▶ _Work to be completed_: Wherever a line in the data below holds "understand", copy that line.

▶ _Provided data_:
⟨

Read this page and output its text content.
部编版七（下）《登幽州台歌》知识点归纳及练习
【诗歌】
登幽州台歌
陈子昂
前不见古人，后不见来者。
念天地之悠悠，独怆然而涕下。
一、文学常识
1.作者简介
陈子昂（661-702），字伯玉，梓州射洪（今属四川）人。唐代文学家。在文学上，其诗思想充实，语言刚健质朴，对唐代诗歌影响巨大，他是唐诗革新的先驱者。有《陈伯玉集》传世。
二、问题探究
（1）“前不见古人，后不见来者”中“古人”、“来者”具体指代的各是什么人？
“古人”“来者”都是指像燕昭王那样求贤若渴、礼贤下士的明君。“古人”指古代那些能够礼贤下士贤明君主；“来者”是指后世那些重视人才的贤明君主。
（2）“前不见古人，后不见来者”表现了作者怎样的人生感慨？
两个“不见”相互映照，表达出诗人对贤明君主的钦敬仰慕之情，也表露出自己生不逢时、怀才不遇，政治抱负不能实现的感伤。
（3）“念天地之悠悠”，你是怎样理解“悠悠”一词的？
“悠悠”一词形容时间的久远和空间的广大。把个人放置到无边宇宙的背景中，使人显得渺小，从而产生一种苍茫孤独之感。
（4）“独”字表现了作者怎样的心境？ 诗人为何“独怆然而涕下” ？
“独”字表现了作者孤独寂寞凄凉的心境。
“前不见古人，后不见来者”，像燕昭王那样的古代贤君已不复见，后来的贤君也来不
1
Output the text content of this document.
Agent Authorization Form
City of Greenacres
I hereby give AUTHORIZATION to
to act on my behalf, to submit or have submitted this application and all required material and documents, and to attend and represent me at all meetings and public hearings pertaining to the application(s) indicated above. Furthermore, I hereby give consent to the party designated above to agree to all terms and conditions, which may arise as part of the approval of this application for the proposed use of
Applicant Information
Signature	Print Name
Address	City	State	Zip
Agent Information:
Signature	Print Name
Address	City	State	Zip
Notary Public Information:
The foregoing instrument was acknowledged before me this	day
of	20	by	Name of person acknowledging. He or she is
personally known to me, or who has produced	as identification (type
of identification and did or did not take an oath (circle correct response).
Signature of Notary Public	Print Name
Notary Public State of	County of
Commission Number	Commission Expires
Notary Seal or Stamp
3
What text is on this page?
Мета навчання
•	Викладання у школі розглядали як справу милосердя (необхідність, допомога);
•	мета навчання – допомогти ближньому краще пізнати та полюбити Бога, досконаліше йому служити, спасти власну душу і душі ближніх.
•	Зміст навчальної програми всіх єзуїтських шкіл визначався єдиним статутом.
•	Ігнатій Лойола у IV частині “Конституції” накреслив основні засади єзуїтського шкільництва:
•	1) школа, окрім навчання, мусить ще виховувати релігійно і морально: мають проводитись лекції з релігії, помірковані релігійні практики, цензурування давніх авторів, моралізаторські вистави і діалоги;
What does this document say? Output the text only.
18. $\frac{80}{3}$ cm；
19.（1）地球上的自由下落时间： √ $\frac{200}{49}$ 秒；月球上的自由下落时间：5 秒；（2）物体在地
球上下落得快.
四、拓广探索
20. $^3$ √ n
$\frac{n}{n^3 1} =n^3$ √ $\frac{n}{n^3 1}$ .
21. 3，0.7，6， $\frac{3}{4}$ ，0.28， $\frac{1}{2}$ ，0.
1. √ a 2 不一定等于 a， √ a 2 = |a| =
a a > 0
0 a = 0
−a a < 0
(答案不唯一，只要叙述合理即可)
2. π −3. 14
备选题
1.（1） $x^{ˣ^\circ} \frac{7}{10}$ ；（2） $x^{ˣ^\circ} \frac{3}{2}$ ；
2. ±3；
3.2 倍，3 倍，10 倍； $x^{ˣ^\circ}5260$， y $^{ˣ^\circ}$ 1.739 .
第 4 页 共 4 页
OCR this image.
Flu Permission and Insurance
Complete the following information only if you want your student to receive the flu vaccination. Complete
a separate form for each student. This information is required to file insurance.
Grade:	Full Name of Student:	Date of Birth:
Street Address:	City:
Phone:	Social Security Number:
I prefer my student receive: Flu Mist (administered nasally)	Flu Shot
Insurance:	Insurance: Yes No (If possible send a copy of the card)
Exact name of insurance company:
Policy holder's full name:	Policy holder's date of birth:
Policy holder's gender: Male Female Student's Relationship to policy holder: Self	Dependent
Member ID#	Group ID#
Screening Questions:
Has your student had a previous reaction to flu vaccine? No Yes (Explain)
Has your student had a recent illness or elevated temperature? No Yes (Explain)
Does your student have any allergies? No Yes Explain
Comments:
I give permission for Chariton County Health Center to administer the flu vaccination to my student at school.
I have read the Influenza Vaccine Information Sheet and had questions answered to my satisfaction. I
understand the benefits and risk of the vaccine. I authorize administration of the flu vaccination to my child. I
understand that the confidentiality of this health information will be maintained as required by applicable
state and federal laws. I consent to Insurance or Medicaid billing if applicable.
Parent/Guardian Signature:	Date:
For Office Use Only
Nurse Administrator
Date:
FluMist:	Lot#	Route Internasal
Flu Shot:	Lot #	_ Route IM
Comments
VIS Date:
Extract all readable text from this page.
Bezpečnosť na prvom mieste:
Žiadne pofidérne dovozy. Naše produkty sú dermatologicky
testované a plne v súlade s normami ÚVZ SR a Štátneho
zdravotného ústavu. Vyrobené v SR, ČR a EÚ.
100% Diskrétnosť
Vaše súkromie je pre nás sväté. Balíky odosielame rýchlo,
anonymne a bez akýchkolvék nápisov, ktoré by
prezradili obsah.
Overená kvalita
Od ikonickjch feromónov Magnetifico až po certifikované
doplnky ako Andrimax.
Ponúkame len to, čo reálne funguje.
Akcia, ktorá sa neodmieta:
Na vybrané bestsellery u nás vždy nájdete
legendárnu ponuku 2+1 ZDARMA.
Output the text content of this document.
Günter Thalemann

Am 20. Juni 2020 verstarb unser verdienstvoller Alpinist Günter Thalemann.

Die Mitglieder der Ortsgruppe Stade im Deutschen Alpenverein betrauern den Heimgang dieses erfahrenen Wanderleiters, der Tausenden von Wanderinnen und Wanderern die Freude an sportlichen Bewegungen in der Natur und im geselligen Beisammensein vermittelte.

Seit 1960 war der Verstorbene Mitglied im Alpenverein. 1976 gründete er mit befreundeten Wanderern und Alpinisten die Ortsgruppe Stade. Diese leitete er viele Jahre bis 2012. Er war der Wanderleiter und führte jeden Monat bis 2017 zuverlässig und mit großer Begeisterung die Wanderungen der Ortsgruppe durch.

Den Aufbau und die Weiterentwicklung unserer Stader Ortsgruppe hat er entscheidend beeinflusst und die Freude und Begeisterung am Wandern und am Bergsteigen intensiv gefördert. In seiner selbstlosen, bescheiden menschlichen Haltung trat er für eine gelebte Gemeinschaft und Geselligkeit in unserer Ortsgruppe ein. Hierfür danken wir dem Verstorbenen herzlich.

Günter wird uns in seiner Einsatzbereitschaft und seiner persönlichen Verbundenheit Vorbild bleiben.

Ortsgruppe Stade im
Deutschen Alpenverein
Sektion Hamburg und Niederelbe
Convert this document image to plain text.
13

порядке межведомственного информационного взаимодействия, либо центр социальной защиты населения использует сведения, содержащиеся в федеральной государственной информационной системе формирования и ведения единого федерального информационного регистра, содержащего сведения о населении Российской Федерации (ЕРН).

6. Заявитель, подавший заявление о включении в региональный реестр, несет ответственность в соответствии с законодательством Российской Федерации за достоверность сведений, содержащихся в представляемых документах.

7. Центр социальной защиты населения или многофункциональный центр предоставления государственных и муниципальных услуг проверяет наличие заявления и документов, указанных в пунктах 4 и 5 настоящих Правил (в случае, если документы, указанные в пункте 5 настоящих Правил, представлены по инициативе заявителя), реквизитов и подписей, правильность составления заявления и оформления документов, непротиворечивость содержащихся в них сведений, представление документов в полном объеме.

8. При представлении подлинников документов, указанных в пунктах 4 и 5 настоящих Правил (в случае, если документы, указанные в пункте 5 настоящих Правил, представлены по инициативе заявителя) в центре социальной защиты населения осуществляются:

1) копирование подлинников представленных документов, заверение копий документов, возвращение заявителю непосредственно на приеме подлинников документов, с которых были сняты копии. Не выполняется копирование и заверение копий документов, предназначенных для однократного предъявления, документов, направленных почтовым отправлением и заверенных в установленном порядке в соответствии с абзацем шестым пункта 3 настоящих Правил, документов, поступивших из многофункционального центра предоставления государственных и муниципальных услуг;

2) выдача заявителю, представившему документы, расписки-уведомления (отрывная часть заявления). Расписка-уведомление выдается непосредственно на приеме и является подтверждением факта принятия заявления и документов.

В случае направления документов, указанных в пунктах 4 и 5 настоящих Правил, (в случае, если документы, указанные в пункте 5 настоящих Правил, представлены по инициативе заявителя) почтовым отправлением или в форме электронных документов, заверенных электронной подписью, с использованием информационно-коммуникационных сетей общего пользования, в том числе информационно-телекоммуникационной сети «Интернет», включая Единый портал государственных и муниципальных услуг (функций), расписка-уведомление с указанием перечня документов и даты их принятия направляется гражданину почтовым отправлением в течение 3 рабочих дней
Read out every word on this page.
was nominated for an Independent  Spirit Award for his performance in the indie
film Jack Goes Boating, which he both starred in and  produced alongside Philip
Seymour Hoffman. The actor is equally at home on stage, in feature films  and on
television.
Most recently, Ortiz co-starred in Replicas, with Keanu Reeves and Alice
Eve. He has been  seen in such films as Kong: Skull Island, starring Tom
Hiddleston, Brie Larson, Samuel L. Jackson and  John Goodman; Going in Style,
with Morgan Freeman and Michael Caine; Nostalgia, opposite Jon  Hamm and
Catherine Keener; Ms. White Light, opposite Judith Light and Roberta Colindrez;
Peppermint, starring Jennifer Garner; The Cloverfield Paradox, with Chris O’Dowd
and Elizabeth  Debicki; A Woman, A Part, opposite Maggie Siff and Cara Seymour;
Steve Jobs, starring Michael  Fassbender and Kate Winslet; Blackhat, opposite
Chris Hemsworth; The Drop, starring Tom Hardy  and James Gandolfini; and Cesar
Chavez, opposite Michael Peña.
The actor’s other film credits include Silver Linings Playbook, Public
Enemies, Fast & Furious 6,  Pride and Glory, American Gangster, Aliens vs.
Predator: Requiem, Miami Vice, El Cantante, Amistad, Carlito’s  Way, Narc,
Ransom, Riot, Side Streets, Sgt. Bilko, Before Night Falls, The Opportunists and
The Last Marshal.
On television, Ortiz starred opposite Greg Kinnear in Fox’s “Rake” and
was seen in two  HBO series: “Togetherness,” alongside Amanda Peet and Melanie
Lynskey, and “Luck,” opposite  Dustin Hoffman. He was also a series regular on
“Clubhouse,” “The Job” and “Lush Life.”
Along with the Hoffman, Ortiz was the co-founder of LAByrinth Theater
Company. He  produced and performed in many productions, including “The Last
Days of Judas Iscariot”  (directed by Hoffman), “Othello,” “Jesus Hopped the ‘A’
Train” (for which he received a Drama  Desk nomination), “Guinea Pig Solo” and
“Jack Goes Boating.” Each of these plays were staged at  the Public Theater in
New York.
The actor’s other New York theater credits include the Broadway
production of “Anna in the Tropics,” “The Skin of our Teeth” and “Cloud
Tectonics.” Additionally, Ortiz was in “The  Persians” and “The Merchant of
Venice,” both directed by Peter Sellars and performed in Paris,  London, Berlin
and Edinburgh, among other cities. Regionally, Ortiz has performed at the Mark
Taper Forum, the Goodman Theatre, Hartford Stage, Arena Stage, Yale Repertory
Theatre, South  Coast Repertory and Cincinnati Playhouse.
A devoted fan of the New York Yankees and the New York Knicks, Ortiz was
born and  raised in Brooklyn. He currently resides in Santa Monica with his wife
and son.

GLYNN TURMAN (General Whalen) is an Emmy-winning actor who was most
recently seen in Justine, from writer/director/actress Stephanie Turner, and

⟩

▶ _Output for this task_:
understand the benefits and risk of the vaccine. I authorize administration of the flu vaccination to my child. I
understand that the confidentiality of this health information will be maintained as required by applicable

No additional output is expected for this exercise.